TASK GOAL: Pictures stay out of the copy; set down each line of the listing below exactly.

MATERIAL PROVIDED:

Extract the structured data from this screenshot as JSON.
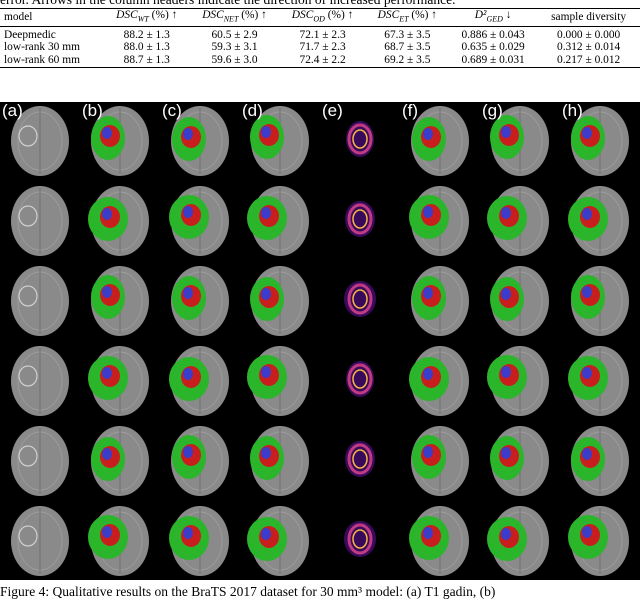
{
  "caption_top": "error. Arrows in the column headers indicate the direction of increased performance.",
  "table": {
    "headers": [
      {
        "text": "model"
      },
      {
        "base": "DSC",
        "sub": "WT",
        "suffix": " (%) ↑"
      },
      {
        "base": "DSC",
        "sub": "NET",
        "suffix": " (%) ↑"
      },
      {
        "base": "DSC",
        "sub": "OD",
        "suffix": " (%) ↑"
      },
      {
        "base": "DSC",
        "sub": "ET",
        "suffix": " (%) ↑"
      },
      {
        "base": "D²",
        "sub": "GED",
        "suffix": " ↓"
      },
      {
        "text": "sample diversity"
      }
    ],
    "rows": [
      [
        "Deepmedic",
        "88.2 ± 1.3",
        "60.5 ± 2.9",
        "72.1 ± 2.3",
        "67.3 ± 3.5",
        "0.886 ± 0.043",
        "0.000 ± 0.000"
      ],
      [
        "low-rank 30 mm",
        "88.0 ± 1.3",
        "59.3 ± 3.1",
        "71.7 ± 2.3",
        "68.7 ± 3.5",
        "0.635 ± 0.029",
        "0.312 ± 0.014"
      ],
      [
        "low-rank 60 mm",
        "88.7 ± 1.3",
        "59.6 ± 3.0",
        "72.4 ± 2.2",
        "69.2 ± 3.5",
        "0.689 ± 0.031",
        "0.217 ± 0.012"
      ]
    ]
  },
  "figure": {
    "column_labels": [
      "(a)",
      "(b)",
      "(c)",
      "(d)",
      "(e)",
      "(f)",
      "(g)",
      "(h)"
    ],
    "colors": {
      "background": "#000000",
      "brain": "#8a8a8a",
      "edema": "#2bb52b",
      "enhancing": "#c81e1e",
      "necrotic": "#3c3cc8",
      "heatmap_low": "#3a0a5a",
      "heatmap_mid": "#c03a83",
      "heatmap_high": "#f7b54a"
    }
  },
  "caption_bottom": "Figure 4: Qualitative results on the BraTS 2017 dataset for 30 mm³ model: (a) T1 gadin, (b)"
}
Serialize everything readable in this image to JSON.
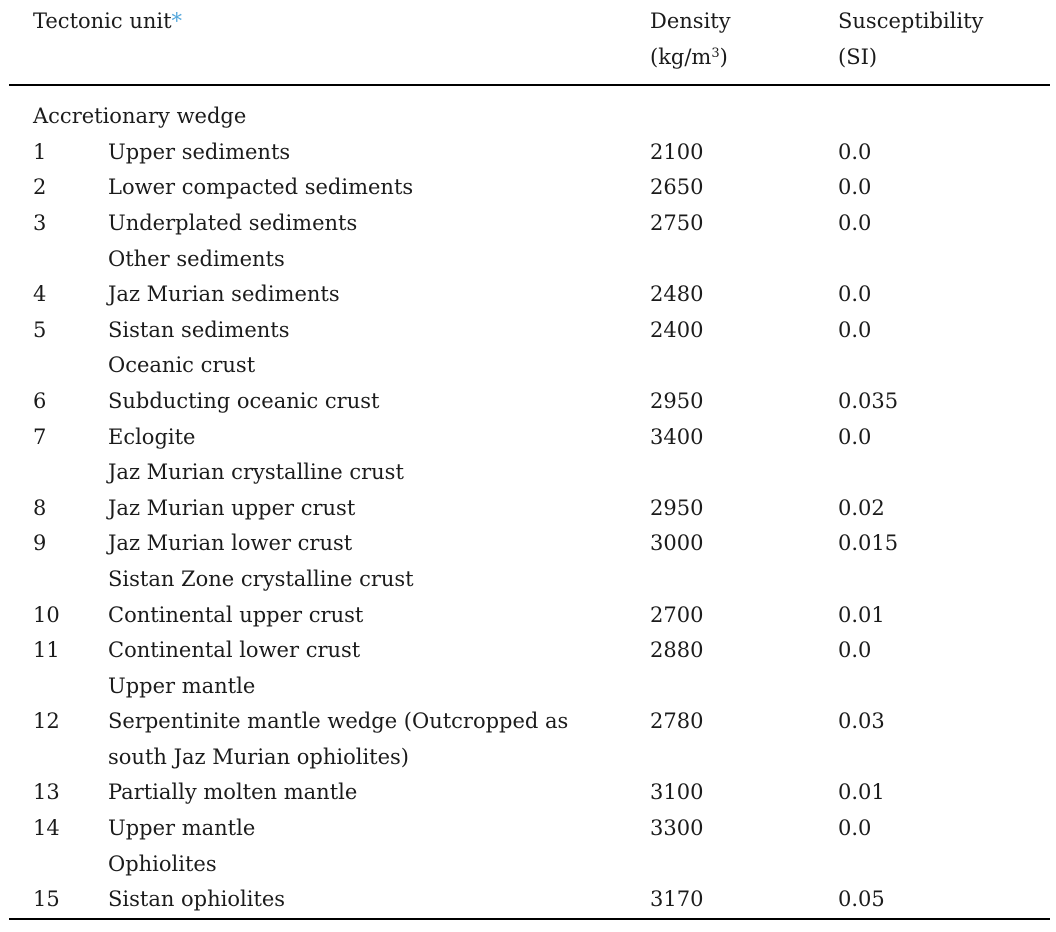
{
  "page": {
    "background": "#ffffff",
    "text_color": "#1b1b1b",
    "rule_color": "#000000",
    "footnote_link_color": "#54a7dc"
  },
  "header": {
    "tectonic_unit": "Tectonic unit",
    "tectonic_unit_note": "*",
    "density_label": "Density",
    "density_unit_prefix": "(kg/m",
    "density_unit_sup": "3",
    "density_unit_suffix": ")",
    "susceptibility_label": "Susceptibility",
    "susceptibility_unit": "(SI)"
  },
  "rows": [
    {
      "type": "group",
      "indent": false,
      "label": "Accretionary wedge"
    },
    {
      "type": "item",
      "num": "1",
      "name": "Upper sediments",
      "density": "2100",
      "susceptibility": "0.0"
    },
    {
      "type": "item",
      "num": "2",
      "name": "Lower compacted sediments",
      "density": "2650",
      "susceptibility": "0.0"
    },
    {
      "type": "item",
      "num": "3",
      "name": "Underplated sediments",
      "density": "2750",
      "susceptibility": "0.0"
    },
    {
      "type": "group",
      "indent": true,
      "label": "Other sediments"
    },
    {
      "type": "item",
      "num": "4",
      "name": "Jaz Murian sediments",
      "density": "2480",
      "susceptibility": "0.0"
    },
    {
      "type": "item",
      "num": "5",
      "name": "Sistan sediments",
      "density": "2400",
      "susceptibility": "0.0"
    },
    {
      "type": "group",
      "indent": true,
      "label": "Oceanic crust"
    },
    {
      "type": "item",
      "num": "6",
      "name": "Subducting oceanic crust",
      "density": "2950",
      "susceptibility": "0.035"
    },
    {
      "type": "item",
      "num": "7",
      "name": "Eclogite",
      "density": "3400",
      "susceptibility": "0.0"
    },
    {
      "type": "group",
      "indent": true,
      "label": "Jaz Murian crystalline crust"
    },
    {
      "type": "item",
      "num": "8",
      "name": "Jaz Murian upper crust",
      "density": "2950",
      "susceptibility": "0.02"
    },
    {
      "type": "item",
      "num": "9",
      "name": "Jaz Murian lower crust",
      "density": "3000",
      "susceptibility": "0.015"
    },
    {
      "type": "group",
      "indent": true,
      "label": "Sistan Zone crystalline crust"
    },
    {
      "type": "item",
      "num": "10",
      "name": "Continental upper crust",
      "density": "2700",
      "susceptibility": "0.01"
    },
    {
      "type": "item",
      "num": "11",
      "name": "Continental lower crust",
      "density": "2880",
      "susceptibility": "0.0"
    },
    {
      "type": "group",
      "indent": true,
      "label": "Upper mantle"
    },
    {
      "type": "item",
      "num": "12",
      "name": "Serpentinite mantle wedge (Outcropped as south Jaz Murian ophiolites)",
      "density": "2780",
      "susceptibility": "0.03"
    },
    {
      "type": "item",
      "num": "13",
      "name": "Partially molten mantle",
      "density": "3100",
      "susceptibility": "0.01"
    },
    {
      "type": "item",
      "num": "14",
      "name": "Upper mantle",
      "density": "3300",
      "susceptibility": "0.0"
    },
    {
      "type": "group",
      "indent": true,
      "label": "Ophiolites"
    },
    {
      "type": "item",
      "num": "15",
      "name": "Sistan ophiolites",
      "density": "3170",
      "susceptibility": "0.05"
    }
  ]
}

RESULT:
Extract the structured data from this screenshot as JSON.
{
  "caption_top": "error. Arrows in the column headers indicate the direction of increased performance.",
  "table": {
    "headers": [
      {
        "text": "model"
      },
      {
        "base": "DSC",
        "sub": "WT",
        "suffix": " (%) ↑"
      },
      {
        "base": "DSC",
        "sub": "NET",
        "suffix": " (%) ↑"
      },
      {
        "base": "DSC",
        "sub": "OD",
        "suffix": " (%) ↑"
      },
      {
        "base": "DSC",
        "sub": "ET",
        "suffix": " (%) ↑"
      },
      {
        "base": "D²",
        "sub": "GED",
        "suffix": " ↓"
      },
      {
        "text": "sample diversity"
      }
    ],
    "rows": [
      [
        "Deepmedic",
        "88.2 ± 1.3",
        "60.5 ± 2.9",
        "72.1 ± 2.3",
        "67.3 ± 3.5",
        "0.886 ± 0.043",
        "0.000 ± 0.000"
      ],
      [
        "low-rank 30 mm",
        "88.0 ± 1.3",
        "59.3 ± 3.1",
        "71.7 ± 2.3",
        "68.7 ± 3.5",
        "0.635 ± 0.029",
        "0.312 ± 0.014"
      ],
      [
        "low-rank 60 mm",
        "88.7 ± 1.3",
        "59.6 ± 3.0",
        "72.4 ± 2.2",
        "69.2 ± 3.5",
        "0.689 ± 0.031",
        "0.217 ± 0.012"
      ]
    ]
  },
  "figure": {
    "column_labels": [
      "(a)",
      "(b)",
      "(c)",
      "(d)",
      "(e)",
      "(f)",
      "(g)",
      "(h)"
    ],
    "colors": {
      "background": "#000000",
      "brain": "#8a8a8a",
      "edema": "#2bb52b",
      "enhancing": "#c81e1e",
      "necrotic": "#3c3cc8",
      "heatmap_low": "#3a0a5a",
      "heatmap_mid": "#c03a83",
      "heatmap_high": "#f7b54a"
    }
  },
  "caption_bottom": "Figure 4: Qualitative results on the BraTS 2017 dataset for 30 mm³ model: (a) T1 gadin, (b)"
}
Serialize everything readable in this image to JSON.
{
  "page": {
    "background": "#ffffff",
    "text_color": "#1b1b1b",
    "rule_color": "#000000",
    "footnote_link_color": "#54a7dc"
  },
  "header": {
    "tectonic_unit": "Tectonic unit",
    "tectonic_unit_note": "*",
    "density_label": "Density",
    "density_unit_prefix": "(kg/m",
    "density_unit_sup": "3",
    "density_unit_suffix": ")",
    "susceptibility_label": "Susceptibility",
    "susceptibility_unit": "(SI)"
  },
  "rows": [
    {
      "type": "group",
      "indent": false,
      "label": "Accretionary wedge"
    },
    {
      "type": "item",
      "num": "1",
      "name": "Upper sediments",
      "density": "2100",
      "susceptibility": "0.0"
    },
    {
      "type": "item",
      "num": "2",
      "name": "Lower compacted sediments",
      "density": "2650",
      "susceptibility": "0.0"
    },
    {
      "type": "item",
      "num": "3",
      "name": "Underplated sediments",
      "density": "2750",
      "susceptibility": "0.0"
    },
    {
      "type": "group",
      "indent": true,
      "label": "Other sediments"
    },
    {
      "type": "item",
      "num": "4",
      "name": "Jaz Murian sediments",
      "density": "2480",
      "susceptibility": "0.0"
    },
    {
      "type": "item",
      "num": "5",
      "name": "Sistan sediments",
      "density": "2400",
      "susceptibility": "0.0"
    },
    {
      "type": "group",
      "indent": true,
      "label": "Oceanic crust"
    },
    {
      "type": "item",
      "num": "6",
      "name": "Subducting oceanic crust",
      "density": "2950",
      "susceptibility": "0.035"
    },
    {
      "type": "item",
      "num": "7",
      "name": "Eclogite",
      "density": "3400",
      "susceptibility": "0.0"
    },
    {
      "type": "group",
      "indent": true,
      "label": "Jaz Murian crystalline crust"
    },
    {
      "type": "item",
      "num": "8",
      "name": "Jaz Murian upper crust",
      "density": "2950",
      "susceptibility": "0.02"
    },
    {
      "type": "item",
      "num": "9",
      "name": "Jaz Murian lower crust",
      "density": "3000",
      "susceptibility": "0.015"
    },
    {
      "type": "group",
      "indent": true,
      "label": "Sistan Zone crystalline crust"
    },
    {
      "type": "item",
      "num": "10",
      "name": "Continental upper crust",
      "density": "2700",
      "susceptibility": "0.01"
    },
    {
      "type": "item",
      "num": "11",
      "name": "Continental lower crust",
      "density": "2880",
      "susceptibility": "0.0"
    },
    {
      "type": "group",
      "indent": true,
      "label": "Upper mantle"
    },
    {
      "type": "item",
      "num": "12",
      "name": "Serpentinite mantle wedge (Outcropped as south Jaz Murian ophiolites)",
      "density": "2780",
      "susceptibility": "0.03"
    },
    {
      "type": "item",
      "num": "13",
      "name": "Partially molten mantle",
      "density": "3100",
      "susceptibility": "0.01"
    },
    {
      "type": "item",
      "num": "14",
      "name": "Upper mantle",
      "density": "3300",
      "susceptibility": "0.0"
    },
    {
      "type": "group",
      "indent": true,
      "label": "Ophiolites"
    },
    {
      "type": "item",
      "num": "15",
      "name": "Sistan ophiolites",
      "density": "3170",
      "susceptibility": "0.05"
    }
  ]
}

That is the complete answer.